Request: Only the number is needed: how many lines contain the word "deren"?

Data supplied:
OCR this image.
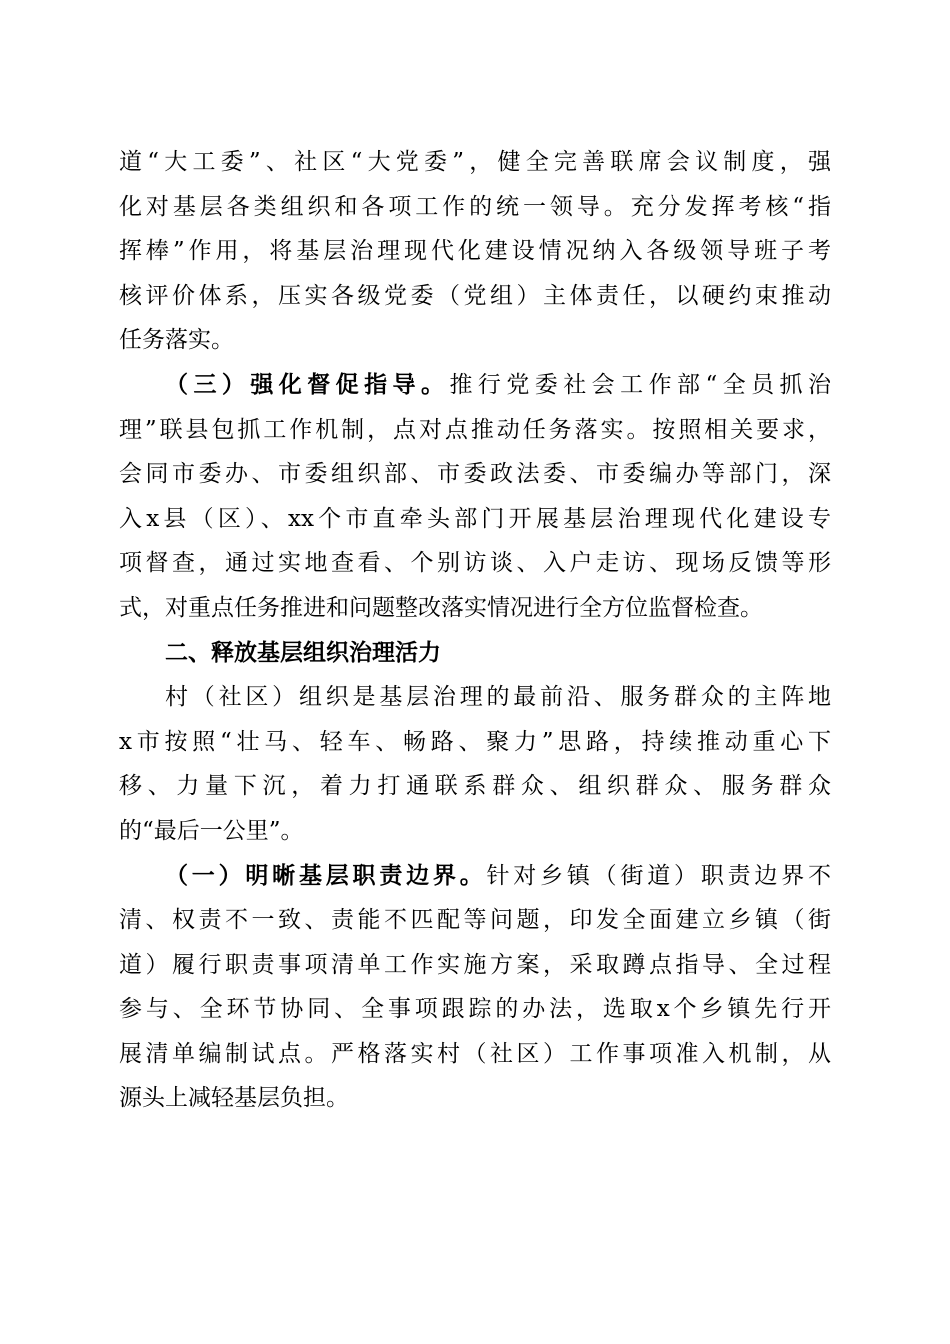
道“大工委”、社区“大党委”，健全完善联席会议制度，强
化对基层各类组织和各项工作的统一领导。充分发挥考核“指
挥棒”作用，将基层治理现代化建设情况纳入各级领导班子考
核评价体系，压实各级党委（党组）主体责任，以硬约束推动
任务落实。
（三）强化督促指导。推行党委社会工作部“全员抓治
理”联县包抓工作机制，点对点推动任务落实。按照相关要求，
会同市委办、市委组织部、市委政法委、市委编办等部门，深
入x县（区）、xx个市直牵头部门开展基层治理现代化建设专
项督查，通过实地查看、个别访谈、入户走访、现场反馈等形
式，对重点任务推进和问题整改落实情况进行全方位监督检查。
二、释放基层组织治理活力
村（社区）组织是基层治理的最前沿、服务群众的主阵地
x市按照“壮马、轻车、畅路、聚力”思路，持续推动重心下
移、力量下沉，着力打通联系群众、组织群众、服务群众
的“最后一公里”。
（一）明晰基层职责边界。针对乡镇（街道）职责边界不
清、权责不一致、责能不匹配等问题，印发全面建立乡镇（街
道）履行职责事项清单工作实施方案，采取蹲点指导、全过程
参与、全环节协同、全事项跟踪的办法，选取x个乡镇先行开
展清单编制试点。严格落实村（社区）工作事项准入机制，从
源头上减轻基层负担。
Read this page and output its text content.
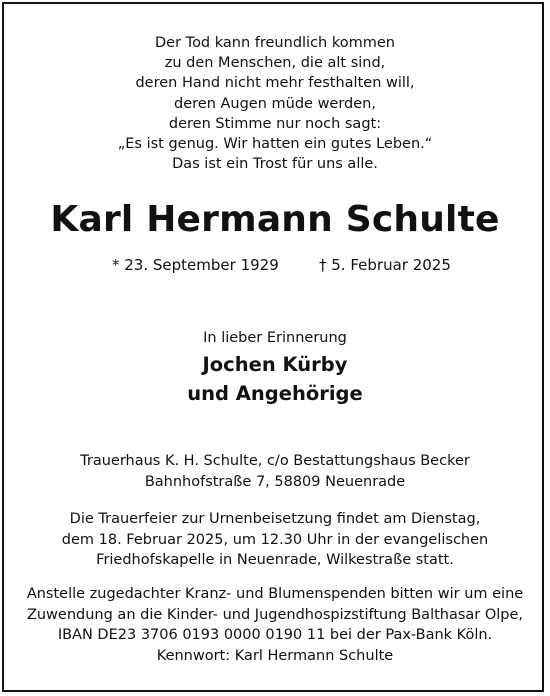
Der Tod kann freundlich kommen
zu den Menschen, die alt sind,
deren Hand nicht mehr festhalten will,
deren Augen müde werden,
deren Stimme nur noch sagt:
„Es ist genug. Wir hatten ein gutes Leben.“
Das ist ein Trost für uns alle.
Karl Hermann Schulte
* 23. September 1929	† 5. Februar 2025
In lieber Erinnerung
Jochen Kürby
und Angehörige
Trauerhaus K. H. Schulte, c/o Bestattungshaus Becker
Bahnhofstraße 7, 58809 Neuenrade
Die Trauerfeier zur Urnenbeisetzung findet am Dienstag,
dem 18. Februar 2025, um 12.30 Uhr in der evangelischen
Friedhofskapelle in Neuenrade, Wilkestraße statt.
Anstelle zugedachter Kranz- und Blumenspenden bitten wir um eine
Zuwendung an die Kinder- und Jugendhospizstiftung Balthasar Olpe,
IBAN DE23 3706 0193 0000 0190 11 bei der Pax-Bank Köln.
Kennwort: Karl Hermann Schulte
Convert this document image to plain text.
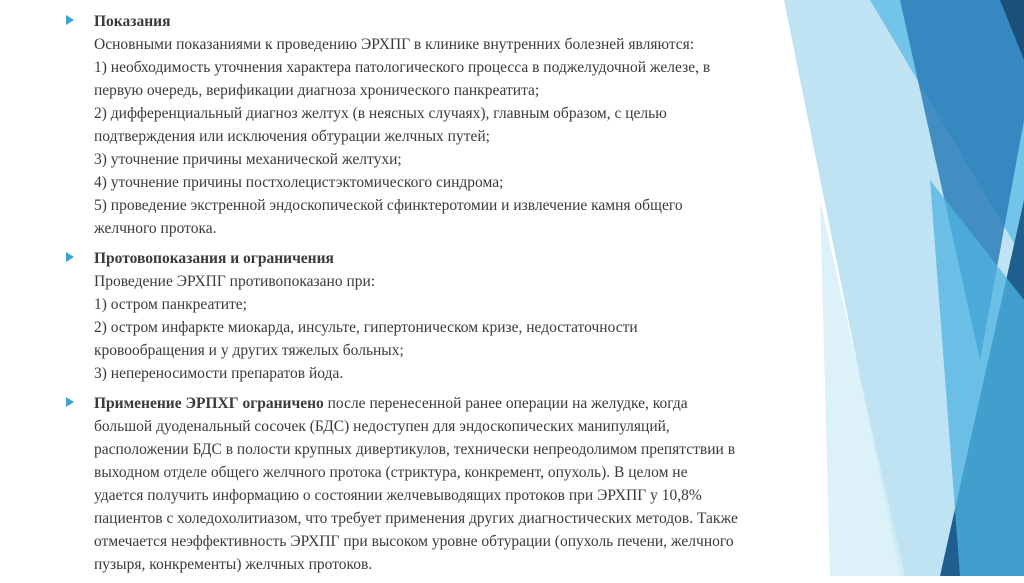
Показания
Основными показаниями к проведению ЭРХПГ в клинике внутренних болезней являются:
1) необходимость уточнения характера патологического процесса в поджелудочной железе, в
первую очередь, верификации диагноза хронического панкреатита;
2) дифференциальный диагноз желтух (в неясных случаях), главным образом, с целью
подтверждения или исключения обтурации желчных путей;
3) уточнение причины механической желтухи;
4) уточнение причины постхолецистэктомического синдрома;
5) проведение экстренной эндоскопической сфинктеротомии и извлечение камня общего
желчного протока.
Протовопоказания и ограничения
Проведение ЭРХПГ противопоказано при:
1) остром панкреатите;
2) остром инфаркте миокарда, инсульте, гипертоническом кризе, недостаточности
кровообращения и у других тяжелых больных;
3) непереносимости препаратов йода.
Применение ЭРПХГ ограничено после перенесенной ранее операции на желудке, когда
большой дуоденальный сосочек (БДС) недоступен для эндоскопических манипуляций,
расположении БДС в полости крупных дивертикулов, технически непреодолимом препятствии в
выходном отделе общего желчного протока (стриктура, конкремент, опухоль). В целом не
удается получить информацию о состоянии желчевыводящих протоков при ЭРХПГ у 10,8%
пациентов с холедохолитиазом, что требует применения других диагностических методов. Также
отмечается неэффективность ЭРХПГ при высоком уровне обтурации (опухоль печени, желчного
пузыря, конкременты) желчных протоков.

Solution: 3